BEGIN Task material

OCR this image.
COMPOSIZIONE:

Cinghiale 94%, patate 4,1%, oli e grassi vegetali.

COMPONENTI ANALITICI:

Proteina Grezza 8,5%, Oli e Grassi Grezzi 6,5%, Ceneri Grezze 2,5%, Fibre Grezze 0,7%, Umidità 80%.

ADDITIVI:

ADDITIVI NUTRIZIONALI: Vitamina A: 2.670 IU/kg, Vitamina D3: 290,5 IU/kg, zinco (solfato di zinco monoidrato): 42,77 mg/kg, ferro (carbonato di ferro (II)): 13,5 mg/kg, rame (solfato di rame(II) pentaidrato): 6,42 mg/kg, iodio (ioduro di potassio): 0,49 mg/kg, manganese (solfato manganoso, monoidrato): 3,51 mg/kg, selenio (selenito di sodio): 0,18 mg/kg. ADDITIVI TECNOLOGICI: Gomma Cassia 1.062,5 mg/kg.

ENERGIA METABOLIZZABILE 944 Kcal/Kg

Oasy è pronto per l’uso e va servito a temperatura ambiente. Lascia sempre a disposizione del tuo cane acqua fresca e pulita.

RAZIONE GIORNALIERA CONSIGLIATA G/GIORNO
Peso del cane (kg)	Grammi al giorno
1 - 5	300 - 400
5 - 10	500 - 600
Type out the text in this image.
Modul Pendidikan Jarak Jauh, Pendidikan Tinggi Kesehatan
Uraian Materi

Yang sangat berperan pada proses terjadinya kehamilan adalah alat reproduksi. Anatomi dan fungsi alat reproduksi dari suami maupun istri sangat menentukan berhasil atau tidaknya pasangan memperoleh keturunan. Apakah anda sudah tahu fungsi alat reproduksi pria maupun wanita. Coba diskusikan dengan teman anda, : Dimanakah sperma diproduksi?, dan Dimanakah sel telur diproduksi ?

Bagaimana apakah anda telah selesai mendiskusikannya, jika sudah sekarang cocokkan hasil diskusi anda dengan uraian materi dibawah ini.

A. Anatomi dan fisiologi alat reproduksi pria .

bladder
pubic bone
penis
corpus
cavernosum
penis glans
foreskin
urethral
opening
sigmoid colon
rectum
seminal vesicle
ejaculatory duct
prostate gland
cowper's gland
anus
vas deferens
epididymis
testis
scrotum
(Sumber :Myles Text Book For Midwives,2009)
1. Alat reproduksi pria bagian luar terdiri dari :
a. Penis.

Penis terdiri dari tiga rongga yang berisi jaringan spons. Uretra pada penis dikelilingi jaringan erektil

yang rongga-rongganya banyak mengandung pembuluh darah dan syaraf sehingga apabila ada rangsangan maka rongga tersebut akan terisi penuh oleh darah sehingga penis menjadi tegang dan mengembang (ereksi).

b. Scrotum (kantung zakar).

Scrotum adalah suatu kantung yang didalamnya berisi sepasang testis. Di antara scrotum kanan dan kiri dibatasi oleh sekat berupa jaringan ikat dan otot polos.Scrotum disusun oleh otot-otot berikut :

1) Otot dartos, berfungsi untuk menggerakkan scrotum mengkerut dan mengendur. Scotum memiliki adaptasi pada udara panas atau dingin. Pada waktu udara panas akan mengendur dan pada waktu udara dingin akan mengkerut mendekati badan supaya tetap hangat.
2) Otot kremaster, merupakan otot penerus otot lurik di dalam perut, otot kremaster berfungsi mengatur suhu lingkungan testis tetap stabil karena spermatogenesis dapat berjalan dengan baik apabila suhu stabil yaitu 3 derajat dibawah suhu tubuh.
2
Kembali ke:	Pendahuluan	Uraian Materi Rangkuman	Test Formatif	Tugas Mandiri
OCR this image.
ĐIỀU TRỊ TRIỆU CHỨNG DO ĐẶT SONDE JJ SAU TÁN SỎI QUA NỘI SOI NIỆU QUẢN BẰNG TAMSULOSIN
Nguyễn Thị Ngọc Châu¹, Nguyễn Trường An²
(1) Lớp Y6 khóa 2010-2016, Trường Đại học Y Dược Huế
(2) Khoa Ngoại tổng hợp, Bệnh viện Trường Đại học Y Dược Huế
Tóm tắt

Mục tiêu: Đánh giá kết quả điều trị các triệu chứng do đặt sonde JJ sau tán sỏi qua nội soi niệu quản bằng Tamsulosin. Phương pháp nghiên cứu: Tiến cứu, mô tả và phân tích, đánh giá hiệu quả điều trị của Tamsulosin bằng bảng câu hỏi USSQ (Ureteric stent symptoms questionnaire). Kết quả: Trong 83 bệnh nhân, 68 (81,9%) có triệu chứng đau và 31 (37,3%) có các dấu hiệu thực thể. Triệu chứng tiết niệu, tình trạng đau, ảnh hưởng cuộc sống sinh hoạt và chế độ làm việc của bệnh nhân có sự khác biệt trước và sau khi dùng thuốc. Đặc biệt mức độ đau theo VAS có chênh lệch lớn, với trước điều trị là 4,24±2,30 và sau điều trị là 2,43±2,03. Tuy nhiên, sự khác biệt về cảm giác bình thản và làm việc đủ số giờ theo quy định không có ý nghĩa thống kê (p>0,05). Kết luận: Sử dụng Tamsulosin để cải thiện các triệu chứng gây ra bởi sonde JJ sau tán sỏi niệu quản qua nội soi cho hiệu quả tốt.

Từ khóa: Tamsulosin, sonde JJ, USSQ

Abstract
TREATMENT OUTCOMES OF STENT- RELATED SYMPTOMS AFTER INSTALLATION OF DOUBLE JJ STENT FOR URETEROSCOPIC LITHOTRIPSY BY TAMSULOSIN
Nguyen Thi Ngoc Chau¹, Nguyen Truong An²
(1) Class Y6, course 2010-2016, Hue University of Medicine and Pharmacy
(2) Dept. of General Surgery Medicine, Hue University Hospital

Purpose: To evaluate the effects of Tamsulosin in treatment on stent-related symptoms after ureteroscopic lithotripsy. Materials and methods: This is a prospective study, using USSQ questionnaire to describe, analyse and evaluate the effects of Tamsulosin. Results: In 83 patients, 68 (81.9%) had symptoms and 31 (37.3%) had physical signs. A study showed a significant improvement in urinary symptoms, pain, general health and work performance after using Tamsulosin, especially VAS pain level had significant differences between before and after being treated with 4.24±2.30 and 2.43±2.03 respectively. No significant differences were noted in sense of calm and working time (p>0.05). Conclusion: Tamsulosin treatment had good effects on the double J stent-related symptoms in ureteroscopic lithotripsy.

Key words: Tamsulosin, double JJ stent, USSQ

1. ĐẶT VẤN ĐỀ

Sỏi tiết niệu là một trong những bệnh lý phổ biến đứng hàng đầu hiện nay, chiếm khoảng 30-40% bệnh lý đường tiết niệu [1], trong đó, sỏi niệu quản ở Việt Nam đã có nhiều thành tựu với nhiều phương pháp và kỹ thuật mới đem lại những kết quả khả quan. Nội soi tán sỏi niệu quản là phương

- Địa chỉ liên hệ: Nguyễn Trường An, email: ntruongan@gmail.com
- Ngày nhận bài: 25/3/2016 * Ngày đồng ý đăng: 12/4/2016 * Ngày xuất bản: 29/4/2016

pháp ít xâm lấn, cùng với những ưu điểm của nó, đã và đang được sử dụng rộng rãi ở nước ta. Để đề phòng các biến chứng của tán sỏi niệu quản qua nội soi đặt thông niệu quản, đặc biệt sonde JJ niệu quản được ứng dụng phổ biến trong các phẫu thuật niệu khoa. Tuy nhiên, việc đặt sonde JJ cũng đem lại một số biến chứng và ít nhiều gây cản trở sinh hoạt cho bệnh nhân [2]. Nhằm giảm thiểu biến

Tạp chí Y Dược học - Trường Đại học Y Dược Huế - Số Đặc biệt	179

END Task material

- Problem details -
The entries above should be copied out exactly, with none left out.

- Solved exercise -
OCR this image.
COMPOSIZIONE:

Cinghiale 94%, patate 4,1%, oli e grassi vegetali.

COMPONENTI ANALITICI:

Proteina Grezza 8,5%, Oli e Grassi Grezzi 6,5%, Ceneri Grezze 2,5%, Fibre Grezze 0,7%, Umidità 80%.

ADDITIVI:

ADDITIVI NUTRIZIONALI: Vitamina A: 2.670 IU/kg, Vitamina D3: 290,5 IU/kg, zinco (solfato di zinco monoidrato): 42,77 mg/kg, ferro (carbonato di ferro (II)): 13,5 mg/kg, rame (solfato di rame(II) pentaidrato): 6,42 mg/kg, iodio (ioduro di potassio): 0,49 mg/kg, manganese (solfato manganoso, monoidrato): 3,51 mg/kg, selenio (selenito di sodio): 0,18 mg/kg. ADDITIVI TECNOLOGICI: Gomma Cassia 1.062,5 mg/kg.

ENERGIA METABOLIZZABILE 944 Kcal/Kg

Oasy è pronto per l’uso e va servito a temperatura ambiente. Lascia sempre a disposizione del tuo cane acqua fresca e pulita.

RAZIONE GIORNALIERA CONSIGLIATA G/GIORNO
Peso del cane (kg)	Grammi al giorno
1 - 5	300 - 400
5 - 10	500 - 600
Type out the text in this image.
Modul Pendidikan Jarak Jauh, Pendidikan Tinggi Kesehatan
Uraian Materi

Yang sangat berperan pada proses terjadinya kehamilan adalah alat reproduksi. Anatomi dan fungsi alat reproduksi dari suami maupun istri sangat menentukan berhasil atau tidaknya pasangan memperoleh keturunan. Apakah anda sudah tahu fungsi alat reproduksi pria maupun wanita. Coba diskusikan dengan teman anda, : Dimanakah sperma diproduksi?, dan Dimanakah sel telur diproduksi ?

Bagaimana apakah anda telah selesai mendiskusikannya, jika sudah sekarang cocokkan hasil diskusi anda dengan uraian materi dibawah ini.

A. Anatomi dan fisiologi alat reproduksi pria .

bladder
pubic bone
penis
corpus
cavernosum
penis glans
foreskin
urethral
opening
sigmoid colon
rectum
seminal vesicle
ejaculatory duct
prostate gland
cowper's gland
anus
vas deferens
epididymis
testis
scrotum
(Sumber :Myles Text Book For Midwives,2009)
1. Alat reproduksi pria bagian luar terdiri dari :
a. Penis.

Penis terdiri dari tiga rongga yang berisi jaringan spons. Uretra pada penis dikelilingi jaringan erektil

yang rongga-rongganya banyak mengandung pembuluh darah dan syaraf sehingga apabila ada rangsangan maka rongga tersebut akan terisi penuh oleh darah sehingga penis menjadi tegang dan mengembang (ereksi).

b. Scrotum (kantung zakar).

Scrotum adalah suatu kantung yang didalamnya berisi sepasang testis. Di antara scrotum kanan dan kiri dibatasi oleh sekat berupa jaringan ikat dan otot polos.Scrotum disusun oleh otot-otot berikut :

1) Otot dartos, berfungsi untuk menggerakkan scrotum mengkerut dan mengendur. Scotum memiliki adaptasi pada udara panas atau dingin. Pada waktu udara panas akan mengendur dan pada waktu udara dingin akan mengkerut mendekati badan supaya tetap hangat.
2) Otot kremaster, merupakan otot penerus otot lurik di dalam perut, otot kremaster berfungsi mengatur suhu lingkungan testis tetap stabil karena spermatogenesis dapat berjalan dengan baik apabila suhu stabil yaitu 3 derajat dibawah suhu tubuh.
2
Kembali ke:	Pendahuluan	Uraian Materi Rangkuman	Test Formatif	Tugas Mandiri
OCR this image.
ĐIỀU TRỊ TRIỆU CHỨNG DO ĐẶT SONDE JJ SAU TÁN SỎI QUA NỘI SOI NIỆU QUẢN BẰNG TAMSULOSIN
Nguyễn Thị Ngọc Châu¹, Nguyễn Trường An²
(1) Lớp Y6 khóa 2010-2016, Trường Đại học Y Dược Huế
(2) Khoa Ngoại tổng hợp, Bệnh viện Trường Đại học Y Dược Huế
Tóm tắt

Mục tiêu: Đánh giá kết quả điều trị các triệu chứng do đặt sonde JJ sau tán sỏi qua nội soi niệu quản bằng Tamsulosin. Phương pháp nghiên cứu: Tiến cứu, mô tả và phân tích, đánh giá hiệu quả điều trị của Tamsulosin bằng bảng câu hỏi USSQ (Ureteric stent symptoms questionnaire). Kết quả: Trong 83 bệnh nhân, 68 (81,9%) có triệu chứng đau và 31 (37,3%) có các dấu hiệu thực thể. Triệu chứng tiết niệu, tình trạng đau, ảnh hưởng cuộc sống sinh hoạt và chế độ làm việc của bệnh nhân có sự khác biệt trước và sau khi dùng thuốc. Đặc biệt mức độ đau theo VAS có chênh lệch lớn, với trước điều trị là 4,24±2,30 và sau điều trị là 2,43±2,03. Tuy nhiên, sự khác biệt về cảm giác bình thản và làm việc đủ số giờ theo quy định không có ý nghĩa thống kê (p>0,05). Kết luận: Sử dụng Tamsulosin để cải thiện các triệu chứng gây ra bởi sonde JJ sau tán sỏi niệu quản qua nội soi cho hiệu quả tốt.

Từ khóa: Tamsulosin, sonde JJ, USSQ

Abstract
TREATMENT OUTCOMES OF STENT- RELATED SYMPTOMS AFTER INSTALLATION OF DOUBLE JJ STENT FOR URETEROSCOPIC LITHOTRIPSY BY TAMSULOSIN
Nguyen Thi Ngoc Chau¹, Nguyen Truong An²
(1) Class Y6, course 2010-2016, Hue University of Medicine and Pharmacy
(2) Dept. of General Surgery Medicine, Hue University Hospital

Purpose: To evaluate the effects of Tamsulosin in treatment on stent-related symptoms after ureteroscopic lithotripsy. Materials and methods: This is a prospective study, using USSQ questionnaire to describe, analyse and evaluate the effects of Tamsulosin. Results: In 83 patients, 68 (81.9%) had symptoms and 31 (37.3%) had physical signs. A study showed a significant improvement in urinary symptoms, pain, general health and work performance after using Tamsulosin, especially VAS pain level had significant differences between before and after being treated with 4.24±2.30 and 2.43±2.03 respectively. No significant differences were noted in sense of calm and working time (p>0.05). Conclusion: Tamsulosin treatment had good effects on the double J stent-related symptoms in ureteroscopic lithotripsy.

Key words: Tamsulosin, double JJ stent, USSQ

1. ĐẶT VẤN ĐỀ

Sỏi tiết niệu là một trong những bệnh lý phổ biến đứng hàng đầu hiện nay, chiếm khoảng 30-40% bệnh lý đường tiết niệu [1], trong đó, sỏi niệu quản ở Việt Nam đã có nhiều thành tựu với nhiều phương pháp và kỹ thuật mới đem lại những kết quả khả quan. Nội soi tán sỏi niệu quản là phương

- Địa chỉ liên hệ: Nguyễn Trường An, email: ntruongan@gmail.com
- Ngày nhận bài: 25/3/2016 * Ngày đồng ý đăng: 12/4/2016 * Ngày xuất bản: 29/4/2016

pháp ít xâm lấn, cùng với những ưu điểm của nó, đã và đang được sử dụng rộng rãi ở nước ta. Để đề phòng các biến chứng của tán sỏi niệu quản qua nội soi đặt thông niệu quản, đặc biệt sonde JJ niệu quản được ứng dụng phổ biến trong các phẫu thuật niệu khoa. Tuy nhiên, việc đặt sonde JJ cũng đem lại một số biến chứng và ít nhiều gây cản trở sinh hoạt cho bệnh nhân [2]. Nhằm giảm thiểu biến

Tạp chí Y Dược học - Trường Đại học Y Dược Huế - Số Đặc biệt	179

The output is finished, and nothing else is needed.